Begin Available data
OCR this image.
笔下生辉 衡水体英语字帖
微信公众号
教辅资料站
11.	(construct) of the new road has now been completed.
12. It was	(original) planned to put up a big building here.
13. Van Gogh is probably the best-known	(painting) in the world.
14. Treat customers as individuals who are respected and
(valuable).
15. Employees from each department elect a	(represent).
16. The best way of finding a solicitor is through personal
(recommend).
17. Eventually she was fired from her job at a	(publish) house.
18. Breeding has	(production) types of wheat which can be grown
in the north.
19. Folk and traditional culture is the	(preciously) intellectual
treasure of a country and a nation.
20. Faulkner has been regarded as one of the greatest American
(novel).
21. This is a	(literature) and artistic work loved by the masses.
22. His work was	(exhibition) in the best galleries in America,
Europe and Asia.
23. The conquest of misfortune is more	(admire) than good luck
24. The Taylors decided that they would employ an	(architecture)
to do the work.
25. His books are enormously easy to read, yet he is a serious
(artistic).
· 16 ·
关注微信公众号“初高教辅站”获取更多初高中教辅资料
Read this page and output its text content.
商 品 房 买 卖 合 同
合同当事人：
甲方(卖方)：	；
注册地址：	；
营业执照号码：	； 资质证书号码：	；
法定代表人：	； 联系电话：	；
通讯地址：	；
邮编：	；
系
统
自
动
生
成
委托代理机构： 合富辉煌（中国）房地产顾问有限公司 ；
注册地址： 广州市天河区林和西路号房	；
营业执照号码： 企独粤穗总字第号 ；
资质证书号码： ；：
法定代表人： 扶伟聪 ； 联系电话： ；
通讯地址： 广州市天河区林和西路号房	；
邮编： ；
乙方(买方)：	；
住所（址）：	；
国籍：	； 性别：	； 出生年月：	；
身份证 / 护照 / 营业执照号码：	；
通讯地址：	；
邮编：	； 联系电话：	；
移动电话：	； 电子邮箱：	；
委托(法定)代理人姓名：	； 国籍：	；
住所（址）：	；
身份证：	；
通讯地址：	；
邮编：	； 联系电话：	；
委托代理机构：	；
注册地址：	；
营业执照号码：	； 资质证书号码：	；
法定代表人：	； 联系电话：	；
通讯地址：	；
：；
End Available data
Requirements
List the lines that contain the word "artistic".

Exercise response
21. This is a	(literature) and artistic work loved by the masses.
(artistic).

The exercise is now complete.